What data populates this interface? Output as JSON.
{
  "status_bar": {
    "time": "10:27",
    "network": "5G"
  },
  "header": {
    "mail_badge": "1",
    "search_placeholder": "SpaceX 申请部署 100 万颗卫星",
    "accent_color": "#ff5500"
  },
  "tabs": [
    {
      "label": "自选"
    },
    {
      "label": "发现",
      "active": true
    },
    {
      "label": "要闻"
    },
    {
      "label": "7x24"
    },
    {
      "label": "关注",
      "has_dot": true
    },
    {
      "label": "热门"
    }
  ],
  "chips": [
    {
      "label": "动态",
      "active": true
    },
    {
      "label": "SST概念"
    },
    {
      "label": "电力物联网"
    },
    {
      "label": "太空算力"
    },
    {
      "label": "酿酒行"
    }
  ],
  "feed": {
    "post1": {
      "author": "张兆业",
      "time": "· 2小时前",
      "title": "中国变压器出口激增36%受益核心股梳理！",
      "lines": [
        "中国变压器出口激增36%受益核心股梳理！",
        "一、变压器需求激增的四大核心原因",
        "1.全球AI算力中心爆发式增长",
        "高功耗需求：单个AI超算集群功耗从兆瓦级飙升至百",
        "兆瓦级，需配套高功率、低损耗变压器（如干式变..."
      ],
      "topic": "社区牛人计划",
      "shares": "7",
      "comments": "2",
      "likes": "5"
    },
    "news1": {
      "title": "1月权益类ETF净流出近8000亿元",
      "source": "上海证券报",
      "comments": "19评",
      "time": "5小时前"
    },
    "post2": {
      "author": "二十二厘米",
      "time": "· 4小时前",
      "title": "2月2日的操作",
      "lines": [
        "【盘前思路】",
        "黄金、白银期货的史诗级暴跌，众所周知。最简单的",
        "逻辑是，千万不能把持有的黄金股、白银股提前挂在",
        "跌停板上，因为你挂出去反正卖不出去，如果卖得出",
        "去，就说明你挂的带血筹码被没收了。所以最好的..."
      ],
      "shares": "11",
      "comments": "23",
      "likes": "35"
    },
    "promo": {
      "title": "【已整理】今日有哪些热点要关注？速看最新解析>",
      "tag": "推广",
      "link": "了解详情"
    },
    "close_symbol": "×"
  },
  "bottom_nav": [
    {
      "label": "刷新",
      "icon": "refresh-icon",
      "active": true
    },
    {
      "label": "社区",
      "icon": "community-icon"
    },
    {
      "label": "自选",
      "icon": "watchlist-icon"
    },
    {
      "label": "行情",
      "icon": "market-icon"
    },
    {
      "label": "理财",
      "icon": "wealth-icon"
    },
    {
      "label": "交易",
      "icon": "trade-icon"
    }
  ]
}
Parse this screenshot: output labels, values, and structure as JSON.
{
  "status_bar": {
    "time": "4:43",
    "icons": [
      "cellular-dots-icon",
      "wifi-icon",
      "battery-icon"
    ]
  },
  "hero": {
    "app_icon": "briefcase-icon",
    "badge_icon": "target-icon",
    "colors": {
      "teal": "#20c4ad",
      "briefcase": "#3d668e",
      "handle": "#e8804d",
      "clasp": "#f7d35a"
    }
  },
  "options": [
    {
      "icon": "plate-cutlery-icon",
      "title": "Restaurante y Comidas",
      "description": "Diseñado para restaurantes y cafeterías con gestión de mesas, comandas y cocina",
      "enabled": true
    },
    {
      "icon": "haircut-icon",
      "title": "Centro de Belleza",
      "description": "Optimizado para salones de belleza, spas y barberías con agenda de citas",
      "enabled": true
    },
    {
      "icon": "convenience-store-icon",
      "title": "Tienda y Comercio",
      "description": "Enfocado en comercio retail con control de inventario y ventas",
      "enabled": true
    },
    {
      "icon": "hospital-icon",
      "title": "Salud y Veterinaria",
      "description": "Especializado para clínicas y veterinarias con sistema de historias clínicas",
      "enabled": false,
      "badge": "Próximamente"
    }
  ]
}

--

• YOUR INSTRUCTIONS:
Above are some records. Print them all exactly.

• EXERCISE ANSWER:
What data populates this interface? Output as JSON.
{
  "status_bar": {
    "time": "10:27",
    "network": "5G"
  },
  "header": {
    "mail_badge": "1",
    "search_placeholder": "SpaceX 申请部署 100 万颗卫星",
    "accent_color": "#ff5500"
  },
  "tabs": [
    {
      "label": "自选"
    },
    {
      "label": "发现",
      "active": true
    },
    {
      "label": "要闻"
    },
    {
      "label": "7x24"
    },
    {
      "label": "关注",
      "has_dot": true
    },
    {
      "label": "热门"
    }
  ],
  "chips": [
    {
      "label": "动态",
      "active": true
    },
    {
      "label": "SST概念"
    },
    {
      "label": "电力物联网"
    },
    {
      "label": "太空算力"
    },
    {
      "label": "酿酒行"
    }
  ],
  "feed": {
    "post1": {
      "author": "张兆业",
      "time": "· 2小时前",
      "title": "中国变压器出口激增36%受益核心股梳理！",
      "lines": [
        "中国变压器出口激增36%受益核心股梳理！",
        "一、变压器需求激增的四大核心原因",
        "1.全球AI算力中心爆发式增长",
        "高功耗需求：单个AI超算集群功耗从兆瓦级飙升至百",
        "兆瓦级，需配套高功率、低损耗变压器（如干式变..."
      ],
      "topic": "社区牛人计划",
      "shares": "7",
      "comments": "2",
      "likes": "5"
    },
    "news1": {
      "title": "1月权益类ETF净流出近8000亿元",
      "source": "上海证券报",
      "comments": "19评",
      "time": "5小时前"
    },
    "post2": {
      "author": "二十二厘米",
      "time": "· 4小时前",
      "title": "2月2日的操作",
      "lines": [
        "【盘前思路】",
        "黄金、白银期货的史诗级暴跌，众所周知。最简单的",
        "逻辑是，千万不能把持有的黄金股、白银股提前挂在",
        "跌停板上，因为你挂出去反正卖不出去，如果卖得出",
        "去，就说明你挂的带血筹码被没收了。所以最好的..."
      ],
      "shares": "11",
      "comments": "23",
      "likes": "35"
    },
    "promo": {
      "title": "【已整理】今日有哪些热点要关注？速看最新解析>",
      "tag": "推广",
      "link": "了解详情"
    },
    "close_symbol": "×"
  },
  "bottom_nav": [
    {
      "label": "刷新",
      "icon": "refresh-icon",
      "active": true
    },
    {
      "label": "社区",
      "icon": "community-icon"
    },
    {
      "label": "自选",
      "icon": "watchlist-icon"
    },
    {
      "label": "行情",
      "icon": "market-icon"
    },
    {
      "label": "理财",
      "icon": "wealth-icon"
    },
    {
      "label": "交易",
      "icon": "trade-icon"
    }
  ]
}
Parse this screenshot: output labels, values, and structure as JSON.
{
  "status_bar": {
    "time": "4:43",
    "icons": [
      "cellular-dots-icon",
      "wifi-icon",
      "battery-icon"
    ]
  },
  "hero": {
    "app_icon": "briefcase-icon",
    "badge_icon": "target-icon",
    "colors": {
      "teal": "#20c4ad",
      "briefcase": "#3d668e",
      "handle": "#e8804d",
      "clasp": "#f7d35a"
    }
  },
  "options": [
    {
      "icon": "plate-cutlery-icon",
      "title": "Restaurante y Comidas",
      "description": "Diseñado para restaurantes y cafeterías con gestión de mesas, comandas y cocina",
      "enabled": true
    },
    {
      "icon": "haircut-icon",
      "title": "Centro de Belleza",
      "description": "Optimizado para salones de belleza, spas y barberías con agenda de citas",
      "enabled": true
    },
    {
      "icon": "convenience-store-icon",
      "title": "Tienda y Comercio",
      "description": "Enfocado en comercio retail con control de inventario y ventas",
      "enabled": true
    },
    {
      "icon": "hospital-icon",
      "title": "Salud y Veterinaria",
      "description": "Especializado para clínicas y veterinarias con sistema de historias clínicas",
      "enabled": false,
      "badge": "Próximamente"
    }
  ]
}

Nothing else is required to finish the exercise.